--- Exercise material ---

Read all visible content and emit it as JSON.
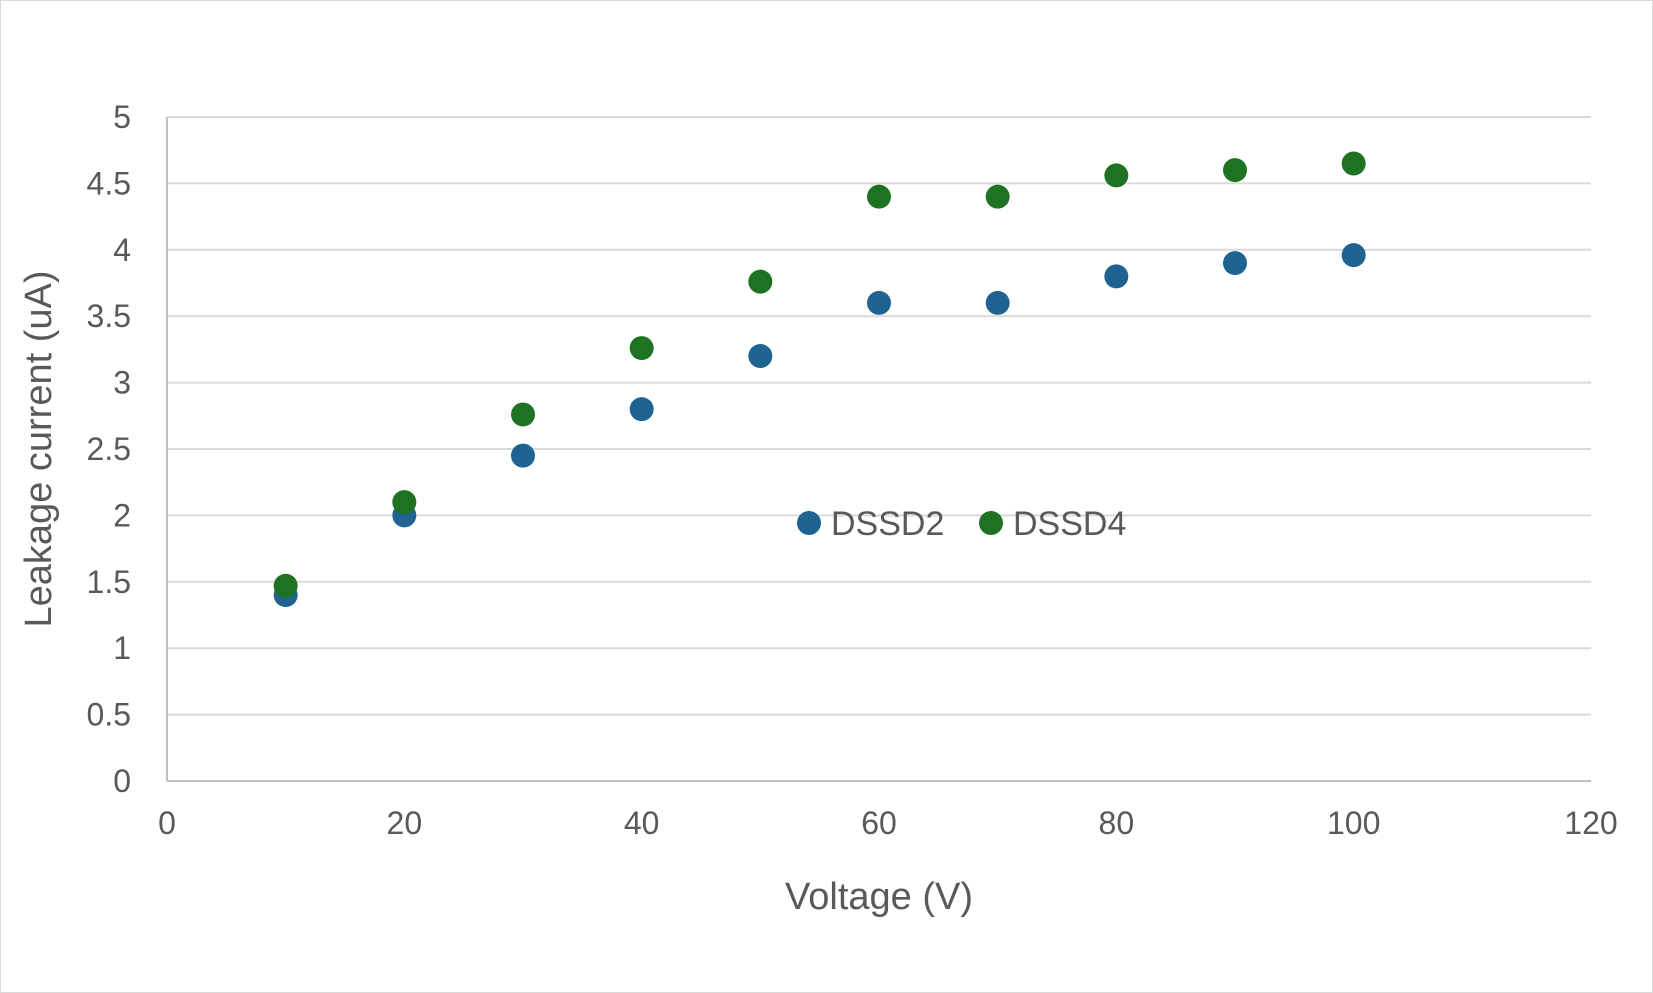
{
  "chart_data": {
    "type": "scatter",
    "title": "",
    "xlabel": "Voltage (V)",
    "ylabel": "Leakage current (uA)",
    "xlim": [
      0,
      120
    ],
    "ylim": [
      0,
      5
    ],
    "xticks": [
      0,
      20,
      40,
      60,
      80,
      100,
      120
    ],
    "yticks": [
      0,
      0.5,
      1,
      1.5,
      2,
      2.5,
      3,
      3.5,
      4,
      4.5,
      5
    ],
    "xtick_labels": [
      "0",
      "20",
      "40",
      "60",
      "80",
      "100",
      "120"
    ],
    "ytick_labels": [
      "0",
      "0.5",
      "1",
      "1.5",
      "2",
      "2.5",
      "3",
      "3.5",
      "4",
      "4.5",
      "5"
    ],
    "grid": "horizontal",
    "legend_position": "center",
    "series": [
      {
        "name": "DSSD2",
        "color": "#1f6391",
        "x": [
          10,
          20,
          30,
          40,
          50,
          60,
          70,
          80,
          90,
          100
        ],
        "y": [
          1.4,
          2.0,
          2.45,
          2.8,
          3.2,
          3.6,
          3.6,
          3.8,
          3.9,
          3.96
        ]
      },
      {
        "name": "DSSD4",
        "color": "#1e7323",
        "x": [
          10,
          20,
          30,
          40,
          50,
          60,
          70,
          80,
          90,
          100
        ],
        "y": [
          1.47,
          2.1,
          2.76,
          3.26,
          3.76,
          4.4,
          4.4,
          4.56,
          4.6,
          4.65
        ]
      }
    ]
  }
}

---
--- Exercise material ---

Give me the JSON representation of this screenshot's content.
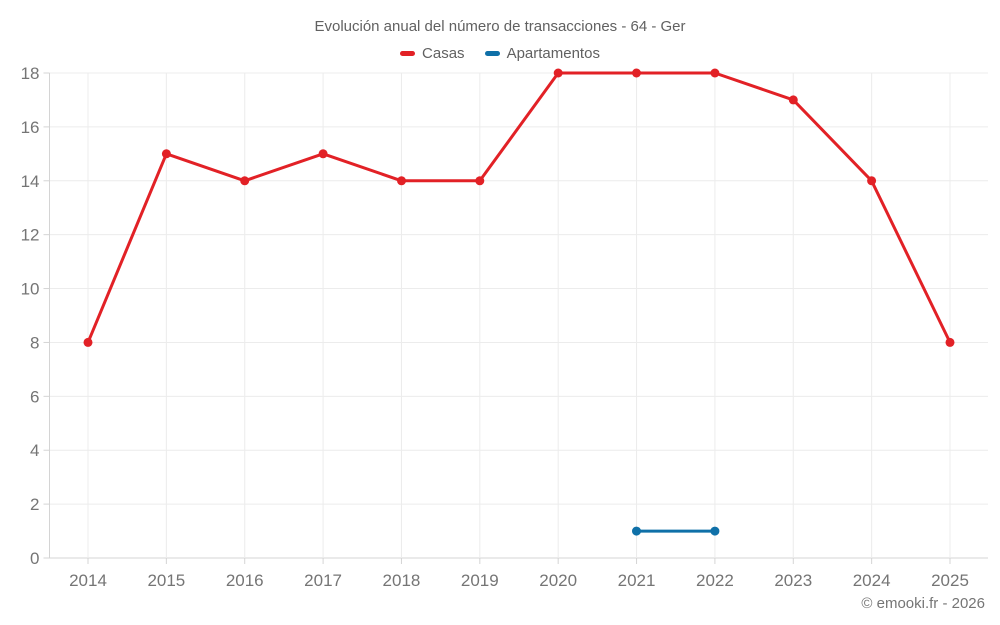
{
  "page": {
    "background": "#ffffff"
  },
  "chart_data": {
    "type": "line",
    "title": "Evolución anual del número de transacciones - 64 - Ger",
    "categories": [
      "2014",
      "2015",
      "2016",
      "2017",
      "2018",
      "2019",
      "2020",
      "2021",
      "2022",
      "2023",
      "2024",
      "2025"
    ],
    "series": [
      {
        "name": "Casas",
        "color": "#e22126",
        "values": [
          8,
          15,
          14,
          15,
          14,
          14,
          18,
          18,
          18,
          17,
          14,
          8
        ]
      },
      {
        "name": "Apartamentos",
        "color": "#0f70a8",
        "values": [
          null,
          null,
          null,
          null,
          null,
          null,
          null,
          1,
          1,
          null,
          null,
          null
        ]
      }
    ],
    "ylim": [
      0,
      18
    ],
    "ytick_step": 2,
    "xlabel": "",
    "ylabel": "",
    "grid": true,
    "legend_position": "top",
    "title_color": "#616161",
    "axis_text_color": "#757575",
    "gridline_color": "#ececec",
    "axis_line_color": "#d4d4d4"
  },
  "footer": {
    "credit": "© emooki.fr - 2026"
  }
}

---

Give every line of the material that includes the string "content".

* Answer to the exercise *
Read all visible content and emit it as JSON.
Give me the JSON representation of this screenshot's content.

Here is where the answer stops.